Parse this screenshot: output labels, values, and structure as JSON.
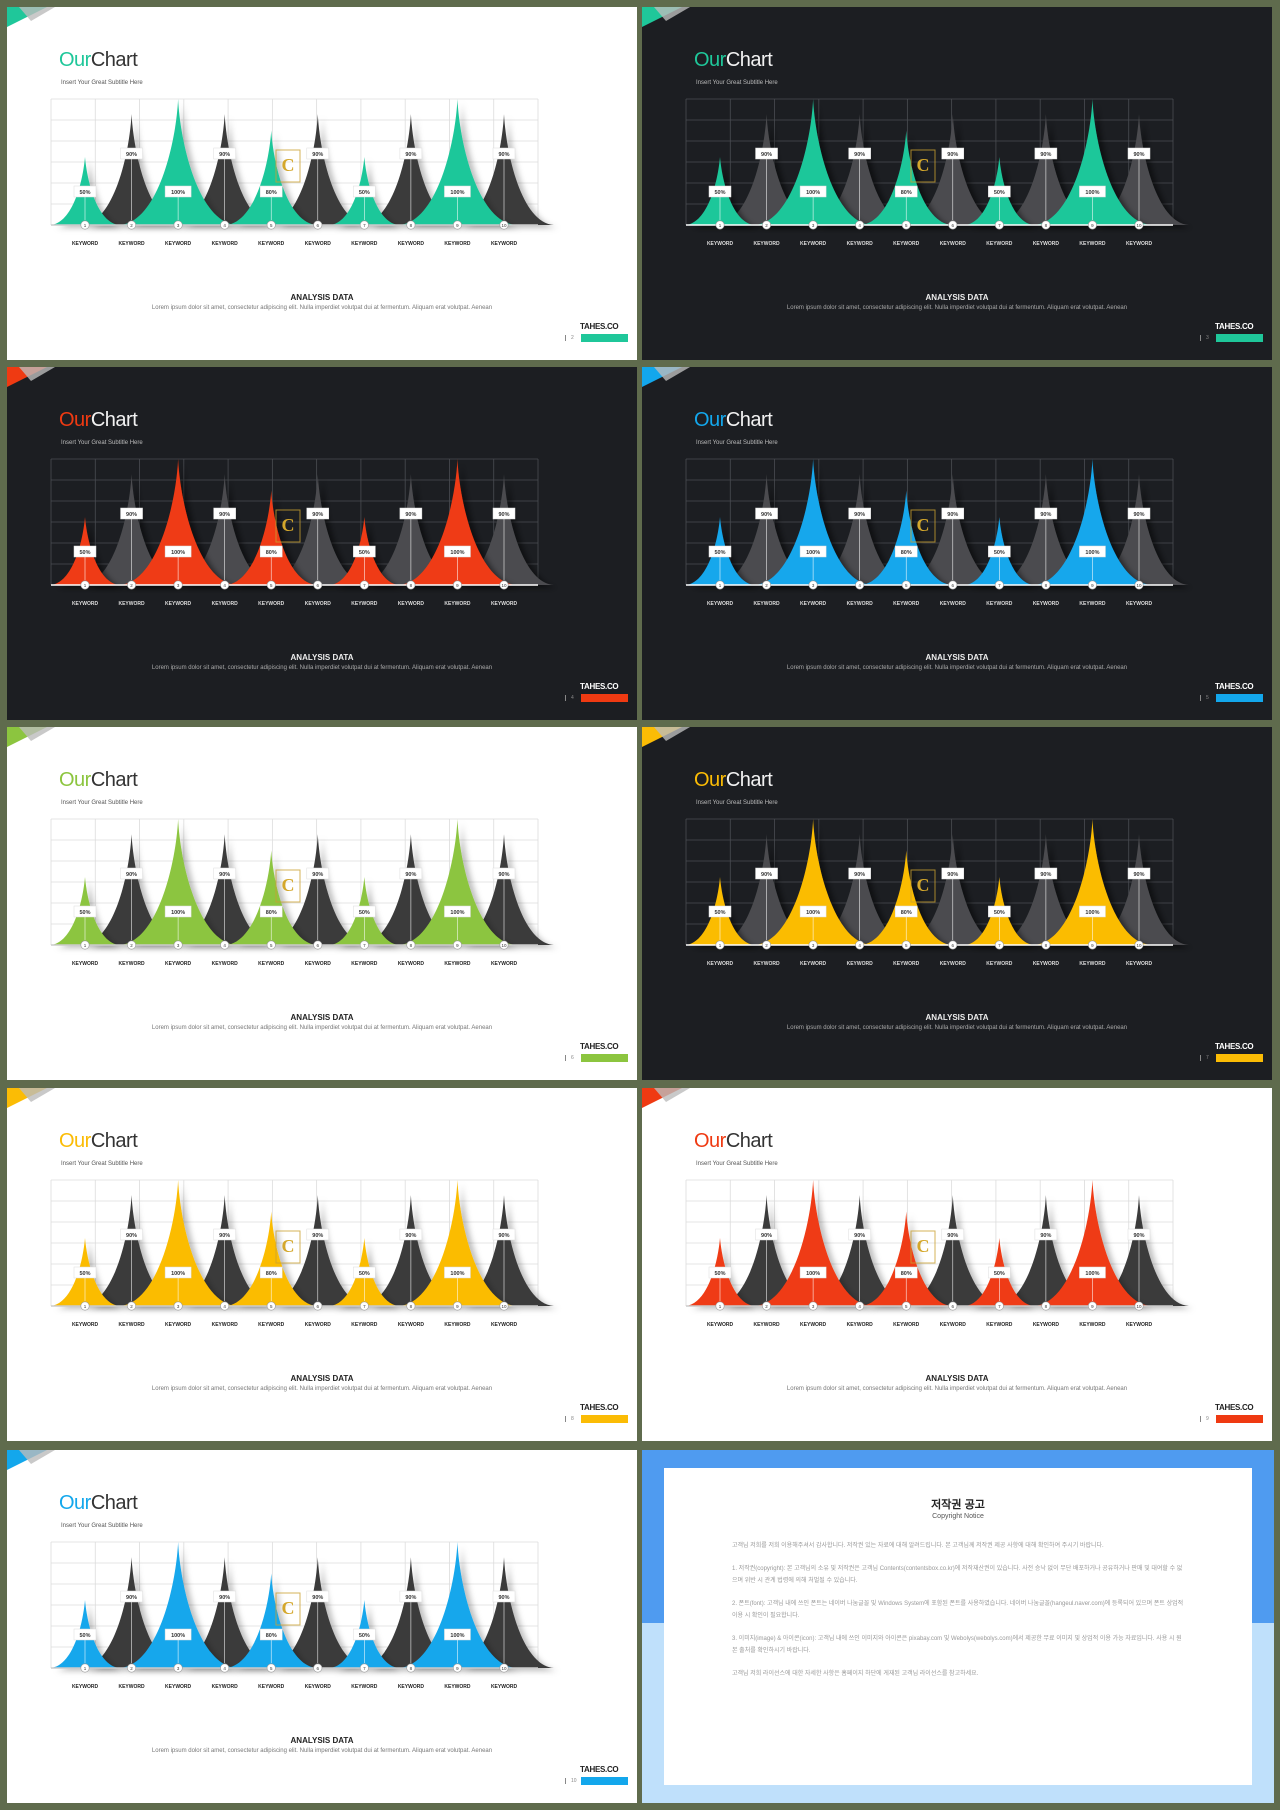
{
  "slides": [
    {
      "page": "2",
      "theme": "light",
      "accent": "#1fc79a"
    },
    {
      "page": "3",
      "theme": "dark",
      "accent": "#1fc79a"
    },
    {
      "page": "4",
      "theme": "dark",
      "accent": "#ef3a12"
    },
    {
      "page": "5",
      "theme": "dark",
      "accent": "#13a7ec"
    },
    {
      "page": "6",
      "theme": "light",
      "accent": "#8cc53f"
    },
    {
      "page": "7",
      "theme": "dark",
      "accent": "#fbbc05"
    },
    {
      "page": "8",
      "theme": "light",
      "accent": "#fbbc05"
    },
    {
      "page": "9",
      "theme": "light",
      "accent": "#ef3a12"
    },
    {
      "page": "10",
      "theme": "light",
      "accent": "#13a7ec"
    }
  ],
  "common": {
    "title_accent": "Our",
    "title_main": "Chart",
    "subtitle": "Insert Your Great Subtitle Here",
    "analysis_title": "ANALYSIS DATA",
    "description": "Lorem ipsum dolor sit amet, consectetur adipiscing elit. Nulla imperdiet volutpat dui at fermentum. Aliquam erat volutpat. Aenean",
    "brand": "TAHES.CO",
    "watermark_icon": "content-logo-icon"
  },
  "chart_data": {
    "type": "area",
    "categories": [
      "1",
      "2",
      "3",
      "4",
      "5",
      "6",
      "7",
      "8",
      "9",
      "10"
    ],
    "category_labels": [
      "KEYWORD",
      "KEYWORD",
      "KEYWORD",
      "KEYWORD",
      "KEYWORD",
      "KEYWORD",
      "KEYWORD",
      "KEYWORD",
      "KEYWORD",
      "KEYWORD"
    ],
    "data_labels": [
      "50%",
      "90%",
      "100%",
      "90%",
      "80%",
      "90%",
      "50%",
      "90%",
      "100%",
      "90%"
    ],
    "values": [
      50,
      90,
      100,
      90,
      80,
      90,
      50,
      90,
      100,
      90
    ],
    "peak_heights": [
      54,
      88,
      100,
      88,
      75,
      88,
      54,
      88,
      100,
      88
    ],
    "accent_positions": [
      1,
      3,
      5,
      7,
      9
    ],
    "grid": true,
    "ylim": [
      0,
      100
    ]
  },
  "copyright": {
    "title": "저작권 공고",
    "subtitle": "Copyright Notice",
    "paragraphs": [
      "고객님 저희를 저희 이용해주셔서 감사합니다. 저작권 있는 자료에 대해 알려드립니다. 본 고객님께 저작권 제공 사항에 대해 확인하여 주시기 바랍니다.",
      "1. 저작권(copyright): 본 고객님의 소유 및 저작권은 고객님 Contents(contentsbox.co.kr)에 저작재산권이 있습니다. 사전 승낙 없이 무단 배포하거나 공유하거나 판매 및 대여할 수 없으며 위반 시 관계 법령에 의해 처벌될 수 있습니다.",
      "2. 폰트(font): 고객님 내에 쓰인 폰트는 네이버 나눔글꼴 및 Windows System에 포함된 폰트를 사용하였습니다. 네이버 나눔글꼴(hangeul.naver.com)에 등록되어 있으며 폰트 상업적 이용 시 확인이 필요합니다.",
      "3. 이미지(image) & 아이콘(icon): 고객님 내에 쓰인 이미지와 아이콘은 pixabay.com 및 Webolys(webolys.com)에서 제공한 무료 이미지 및 상업적 이용 가능 자료입니다. 사용 시 원본 출처를 확인하시기 바랍니다.",
      "고객님 저희 라이선스에 대한 자세한 사항은 홈페이지 하단에 게재된 고객님 라이선스를 참고하세요."
    ]
  }
}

#####

Set task ->
Tell how many lines of the material above hold "바랍니다", answering with a bare number.

Result of this exercise ->
2